- _Provided text_:
= Boshra Salem =

Professor

Boshra Salem is a professor, founder and the Chair of the Department of Environmental Sciences at Alexandria University in Alexandria, Egypt. She is president of Unesco's Man and the Biosphere (MAB) International Coordinating Council (ICC) and serves on the International Council for Science (ICSU)'s Committee for Scientific Planning & Review. She has received a number of awards, including being recognized as an outstanding female scientist in the Women in Science Hall of Fame by the Embassy of the United States in Cairo, Egypt.

==Education==
Boshra Salem was awarded her Ph.D. jointly by the University of Alexandria and Imperial College London in 1989. She studied land use in arid lands using remote sensing techniques. As a post-doctoral fellow at the University of London (1994) and the University of Maryland (1996) she worked with computational tools and databases for geographic and environmental information management.

==Research==
Salem's major fields of interest are land degradation and desertification in arid environments, and the use of remote sensing, GIS applications and electronic databases to monitor and model changes. She is involved with the development of protected areas and biosphere reserves for biodiversity conservation, environmental impact assessment and strategic environment assessment, and alternative solar energy sources. She developed an international solar desalination project for Bedouin communities.

- _Data extract_:
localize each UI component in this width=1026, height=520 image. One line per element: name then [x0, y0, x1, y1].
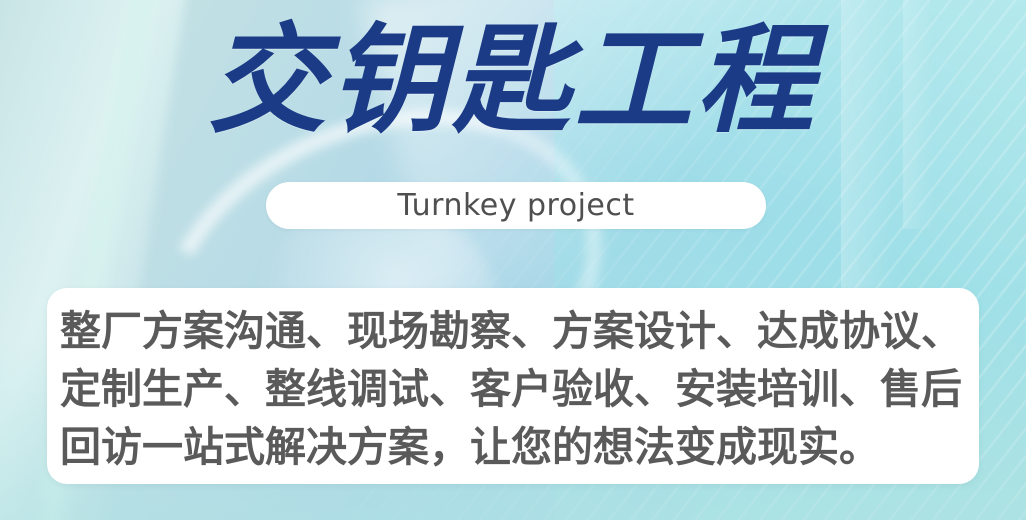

- _Directions_:
1. According to the biography of Boshra Salem, in what year was she awarded her Ph.D.?
2. Reproduce word for word the passage of the biography from "Boshra Salem is" to "in Cairo, Egypt.".

- _Answers to the exercises_:
1. 1989

2.
Boshra Salem is a professor, founder and the Chair of the Department of Environmental Sciences at Alexandria University in Alexandria, Egypt. She is president of Unesco's Man and the Biosphere (MAB) International Coordinating Council (ICC) and serves on the International Council for Science (ICSU)'s Committee for Scientific Planning & Review. She has received a number of awards, including being recognized as an outstanding female scientist in the Women in Science Hall of Fame by the Embassy of the United States in Cairo, Egypt.